■ **Goal**
Transcribe all of the data exactly. Omit the pictures.

■ **Material to process**
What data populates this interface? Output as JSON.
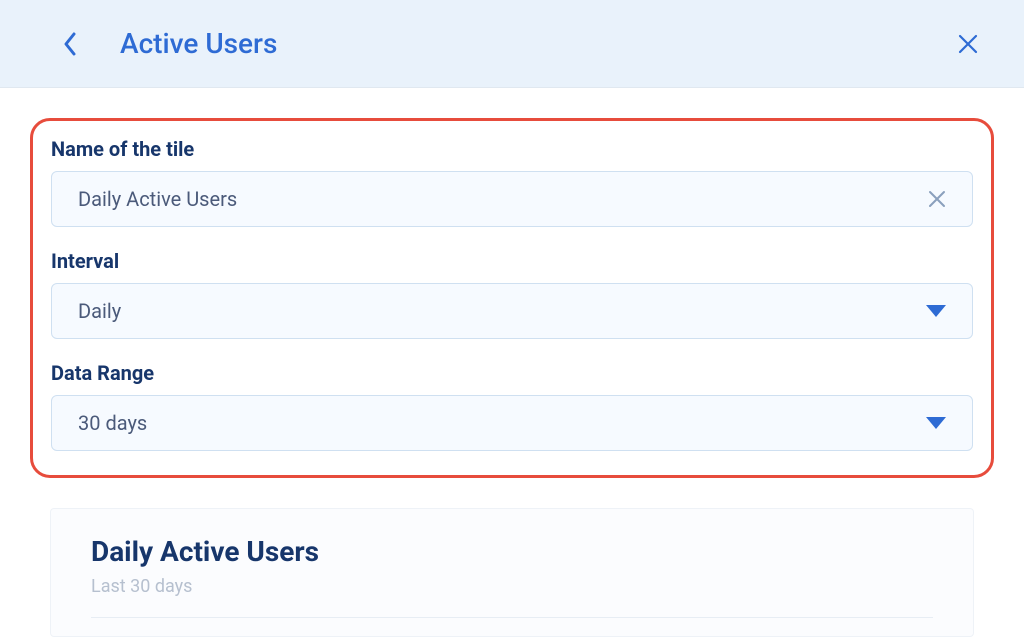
{
  "header": {
    "title": "Active Users"
  },
  "form": {
    "tile_name": {
      "label": "Name of the tile",
      "value": "Daily Active Users"
    },
    "interval": {
      "label": "Interval",
      "value": "Daily"
    },
    "data_range": {
      "label": "Data Range",
      "value": "30 days"
    }
  },
  "preview": {
    "title": "Daily Active Users",
    "subtitle": "Last 30 days"
  },
  "colors": {
    "primary_blue": "#2e6bd4",
    "dark_navy": "#17366b",
    "highlight_red": "#e74c3c",
    "header_bg": "#e9f2fb",
    "field_bg": "#f6faff"
  }
}
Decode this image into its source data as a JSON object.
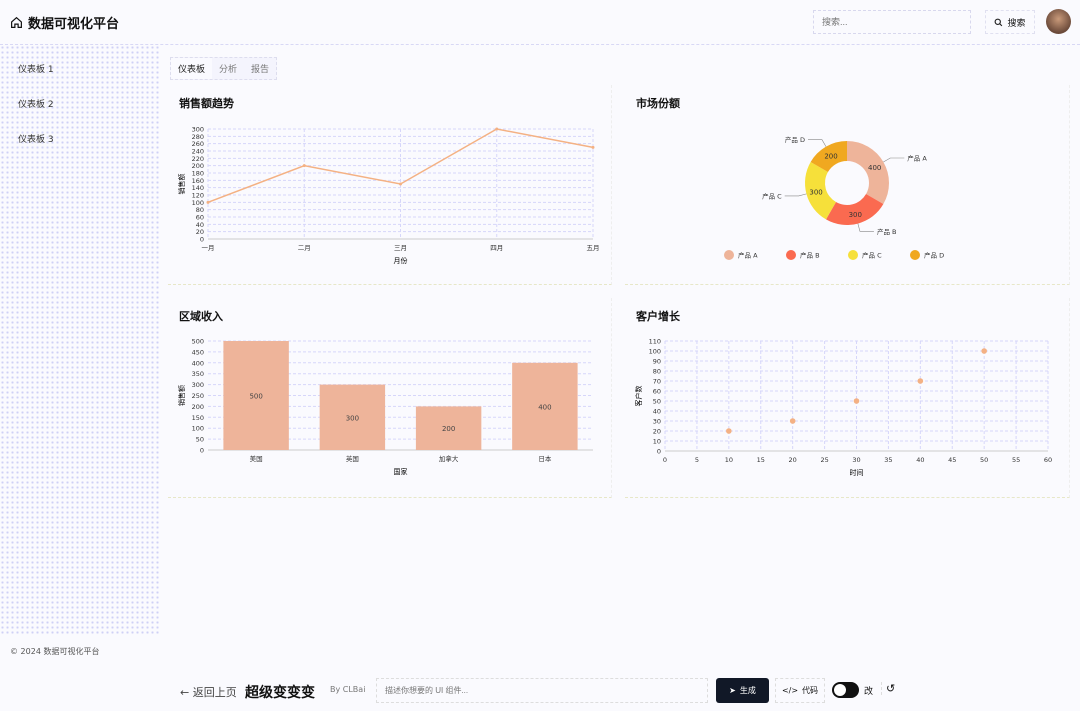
{
  "header": {
    "title": "数据可视化平台",
    "search_placeholder": "搜索...",
    "search_button": "搜索"
  },
  "sidebar": {
    "items": [
      {
        "label": "仪表板 1"
      },
      {
        "label": "仪表板 2"
      },
      {
        "label": "仪表板 3"
      }
    ]
  },
  "tabs": [
    {
      "label": "仪表板"
    },
    {
      "label": "分析"
    },
    {
      "label": "报告"
    }
  ],
  "cards": {
    "sales": "销售额趋势",
    "market": "市场份额",
    "region": "区域收入",
    "growth": "客户增长"
  },
  "footer": "© 2024 数据可视化平台",
  "bottom": {
    "back": "返回上页",
    "brand": "超级变变变",
    "by": "By CLBai",
    "prompt_placeholder": "描述你想要的 UI 组件...",
    "generate": "生成",
    "code": "代码",
    "toggle_label": "改",
    "history_icon": "↺"
  },
  "colors": {
    "line": "#f4b183",
    "bar": "#eeb49a",
    "pieA": "#eeb49a",
    "pieB": "#fa6a50",
    "pieC": "#f6e03a",
    "pieD": "#f0a820",
    "grid": "#d6d6fa"
  },
  "chart_data": [
    {
      "type": "line",
      "title": "销售额趋势",
      "categories": [
        "一月",
        "二月",
        "三月",
        "四月",
        "五月"
      ],
      "values": [
        100,
        200,
        150,
        300,
        250
      ],
      "xlabel": "月份",
      "ylabel": "销售额",
      "ylim": [
        0,
        300
      ],
      "yticks": [
        0,
        20,
        40,
        60,
        80,
        100,
        120,
        140,
        160,
        180,
        200,
        220,
        240,
        260,
        280,
        300
      ]
    },
    {
      "type": "pie",
      "title": "市场份额",
      "categories": [
        "产品 A",
        "产品 B",
        "产品 C",
        "产品 D"
      ],
      "values": [
        400,
        300,
        300,
        200
      ],
      "legend": "bottom"
    },
    {
      "type": "bar",
      "title": "区域收入",
      "categories": [
        "美国",
        "英国",
        "加拿大",
        "日本"
      ],
      "values": [
        500,
        300,
        200,
        400
      ],
      "xlabel": "国家",
      "ylabel": "销售额",
      "ylim": [
        0,
        500
      ],
      "yticks": [
        0,
        50,
        100,
        150,
        200,
        250,
        300,
        350,
        400,
        450,
        500
      ]
    },
    {
      "type": "scatter",
      "title": "客户增长",
      "x": [
        10,
        20,
        30,
        40,
        50
      ],
      "y": [
        20,
        30,
        50,
        70,
        100
      ],
      "xlabel": "时间",
      "ylabel": "客户数",
      "xlim": [
        0,
        60
      ],
      "ylim": [
        0,
        110
      ],
      "xticks": [
        0,
        5,
        10,
        15,
        20,
        25,
        30,
        35,
        40,
        45,
        50,
        55,
        60
      ],
      "yticks": [
        0,
        10,
        20,
        30,
        40,
        50,
        60,
        70,
        80,
        90,
        100,
        110
      ]
    }
  ]
}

■ **Solution below**
What data populates this interface? Output as JSON.
{
  "header": {
    "title": "Active Users"
  },
  "form": {
    "tile_name": {
      "label": "Name of the tile",
      "value": "Daily Active Users"
    },
    "interval": {
      "label": "Interval",
      "value": "Daily"
    },
    "data_range": {
      "label": "Data Range",
      "value": "30 days"
    }
  },
  "preview": {
    "title": "Daily Active Users",
    "subtitle": "Last 30 days"
  },
  "colors": {
    "primary_blue": "#2e6bd4",
    "dark_navy": "#17366b",
    "highlight_red": "#e74c3c",
    "header_bg": "#e9f2fb",
    "field_bg": "#f6faff"
  }
}
Decode this image into its source data as a JSON object.
{
  "header": {
    "title": "数据可视化平台",
    "search_placeholder": "搜索...",
    "search_button": "搜索"
  },
  "sidebar": {
    "items": [
      {
        "label": "仪表板 1"
      },
      {
        "label": "仪表板 2"
      },
      {
        "label": "仪表板 3"
      }
    ]
  },
  "tabs": [
    {
      "label": "仪表板"
    },
    {
      "label": "分析"
    },
    {
      "label": "报告"
    }
  ],
  "cards": {
    "sales": "销售额趋势",
    "market": "市场份额",
    "region": "区域收入",
    "growth": "客户增长"
  },
  "footer": "© 2024 数据可视化平台",
  "bottom": {
    "back": "返回上页",
    "brand": "超级变变变",
    "by": "By CLBai",
    "prompt_placeholder": "描述你想要的 UI 组件...",
    "generate": "生成",
    "code": "代码",
    "toggle_label": "改",
    "history_icon": "↺"
  },
  "colors": {
    "line": "#f4b183",
    "bar": "#eeb49a",
    "pieA": "#eeb49a",
    "pieB": "#fa6a50",
    "pieC": "#f6e03a",
    "pieD": "#f0a820",
    "grid": "#d6d6fa"
  },
  "chart_data": [
    {
      "type": "line",
      "title": "销售额趋势",
      "categories": [
        "一月",
        "二月",
        "三月",
        "四月",
        "五月"
      ],
      "values": [
        100,
        200,
        150,
        300,
        250
      ],
      "xlabel": "月份",
      "ylabel": "销售额",
      "ylim": [
        0,
        300
      ],
      "yticks": [
        0,
        20,
        40,
        60,
        80,
        100,
        120,
        140,
        160,
        180,
        200,
        220,
        240,
        260,
        280,
        300
      ]
    },
    {
      "type": "pie",
      "title": "市场份额",
      "categories": [
        "产品 A",
        "产品 B",
        "产品 C",
        "产品 D"
      ],
      "values": [
        400,
        300,
        300,
        200
      ],
      "legend": "bottom"
    },
    {
      "type": "bar",
      "title": "区域收入",
      "categories": [
        "美国",
        "英国",
        "加拿大",
        "日本"
      ],
      "values": [
        500,
        300,
        200,
        400
      ],
      "xlabel": "国家",
      "ylabel": "销售额",
      "ylim": [
        0,
        500
      ],
      "yticks": [
        0,
        50,
        100,
        150,
        200,
        250,
        300,
        350,
        400,
        450,
        500
      ]
    },
    {
      "type": "scatter",
      "title": "客户增长",
      "x": [
        10,
        20,
        30,
        40,
        50
      ],
      "y": [
        20,
        30,
        50,
        70,
        100
      ],
      "xlabel": "时间",
      "ylabel": "客户数",
      "xlim": [
        0,
        60
      ],
      "ylim": [
        0,
        110
      ],
      "xticks": [
        0,
        5,
        10,
        15,
        20,
        25,
        30,
        35,
        40,
        45,
        50,
        55,
        60
      ],
      "yticks": [
        0,
        10,
        20,
        30,
        40,
        50,
        60,
        70,
        80,
        90,
        100,
        110
      ]
    }
  ]
}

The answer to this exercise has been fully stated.